Stored records
* begin *

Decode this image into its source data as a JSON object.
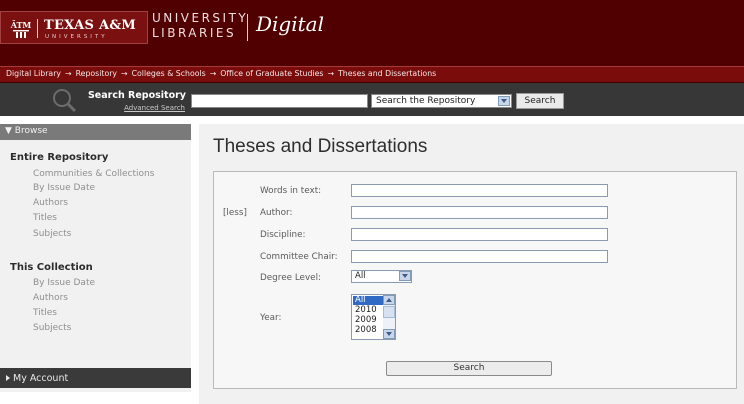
{
  "header": {
    "university_name": "TEXAS A&M",
    "university_sub": "UNIVERSITY",
    "libraries_line1": "UNIVERSITY",
    "libraries_line2": "LIBRARIES",
    "digital": "Digital"
  },
  "breadcrumb": {
    "items": [
      "Digital Library",
      "Repository",
      "Colleges & Schools",
      "Office of Graduate Studies",
      "Theses and Dissertations"
    ],
    "separator": "→"
  },
  "searchbar": {
    "title": "Search Repository",
    "advanced_link": "Advanced Search",
    "query_value": "",
    "scope_selected": "Search the Repository",
    "button_label": "Search"
  },
  "sidebar": {
    "browse_label": "▼ Browse",
    "entire_repository": {
      "heading": "Entire Repository",
      "links": [
        "Communities & Collections",
        "By Issue Date",
        "Authors",
        "Titles",
        "Subjects"
      ]
    },
    "this_collection": {
      "heading": "This Collection",
      "links": [
        "By Issue Date",
        "Authors",
        "Titles",
        "Subjects"
      ]
    },
    "my_account_label": "My Account"
  },
  "main": {
    "title": "Theses and Dissertations",
    "form": {
      "less_link": "[less]",
      "labels": {
        "words": "Words in text:",
        "author": "Author:",
        "discipline": "Discipline:",
        "chair": "Committee Chair:",
        "degree": "Degree Level:",
        "year": "Year:"
      },
      "values": {
        "words": "",
        "author": "",
        "discipline": "",
        "chair": ""
      },
      "degree_selected": "All",
      "year_options": [
        "All",
        "2010",
        "2009",
        "2008"
      ],
      "year_selected": "All",
      "search_button": "Search"
    }
  },
  "colors": {
    "maroon": "#500000",
    "breadcrumb_bg": "#7a0c0c",
    "searchbar_bg": "#373737",
    "panel_bg": "#f1f1f1"
  },
  "icons": {
    "logo": "atm-logo-icon",
    "search": "magnifier-icon",
    "select_arrow": "chevron-down-icon",
    "expand": "triangle-right-icon"
  }
}
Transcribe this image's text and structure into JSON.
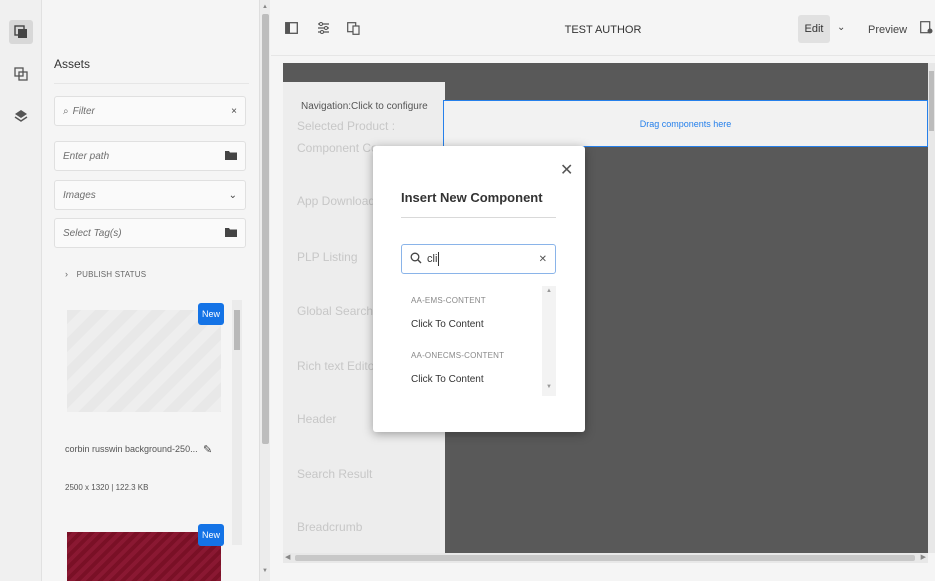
{
  "rail": {
    "icons": [
      "assets-icon",
      "components-icon",
      "layers-icon"
    ]
  },
  "assets": {
    "title": "Assets",
    "filter_placeholder": "Filter",
    "filter_clear": "×",
    "path_placeholder": "Enter path",
    "type_value": "Images",
    "tags_placeholder": "Select Tag(s)",
    "publish_status": "PUBLISH STATUS",
    "cards": [
      {
        "badge": "New",
        "name": "corbin russwin background-250...",
        "meta": "2500 x 1320 | 122.3 KB"
      },
      {
        "badge": "New"
      }
    ]
  },
  "topbar": {
    "title": "TEST AUTHOR",
    "edit_label": "Edit",
    "preview_label": "Preview"
  },
  "canvas": {
    "nav_head": "Navigation:Click to configure",
    "drop_zone": "Drag components here",
    "nav_items": [
      "Selected Product :",
      "Component Co",
      "App Download",
      "PLP Listing",
      "Global Search",
      "Rich text Editor",
      "Header",
      "Search Result",
      "Breadcrumb"
    ]
  },
  "modal": {
    "title": "Insert New Component",
    "search_value": "cli",
    "results": [
      {
        "group": "AA-EMS-CONTENT",
        "item": "Click To Content"
      },
      {
        "group": "AA-ONECMS-CONTENT",
        "item": "Click To Content"
      }
    ]
  },
  "colors": {
    "accent": "#1473e6",
    "canvas": "#595959"
  }
}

* end *

> _WRITTEN REQUEST_
Determine how many lines of the listing above include the word "into", and report that number only.

> _PROBLEM SOLUTION_
2